> Short task: Of the lines in these entries, how many contain the string "剪刀似的尾巴"? Give the number and nothing else.

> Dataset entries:
####

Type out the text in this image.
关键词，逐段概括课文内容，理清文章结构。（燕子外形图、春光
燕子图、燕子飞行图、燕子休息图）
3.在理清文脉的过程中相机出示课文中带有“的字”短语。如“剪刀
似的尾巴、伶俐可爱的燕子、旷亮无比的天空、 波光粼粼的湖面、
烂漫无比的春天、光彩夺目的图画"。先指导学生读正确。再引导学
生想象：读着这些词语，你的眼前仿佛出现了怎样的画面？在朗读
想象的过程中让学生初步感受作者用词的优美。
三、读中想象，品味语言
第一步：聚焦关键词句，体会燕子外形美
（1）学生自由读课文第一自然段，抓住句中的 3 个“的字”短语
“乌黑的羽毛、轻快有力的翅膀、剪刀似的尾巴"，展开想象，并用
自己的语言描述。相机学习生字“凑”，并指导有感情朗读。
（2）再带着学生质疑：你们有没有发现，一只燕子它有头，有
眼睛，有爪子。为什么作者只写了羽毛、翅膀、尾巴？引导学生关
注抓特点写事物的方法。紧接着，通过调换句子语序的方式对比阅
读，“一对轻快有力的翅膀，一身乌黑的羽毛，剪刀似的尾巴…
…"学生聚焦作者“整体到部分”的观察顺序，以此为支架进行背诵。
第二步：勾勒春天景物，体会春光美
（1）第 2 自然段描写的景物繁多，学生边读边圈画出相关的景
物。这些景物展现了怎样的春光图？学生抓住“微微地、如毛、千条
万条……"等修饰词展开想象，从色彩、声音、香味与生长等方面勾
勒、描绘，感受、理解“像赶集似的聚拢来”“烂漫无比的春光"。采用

####

> Exercise output: 2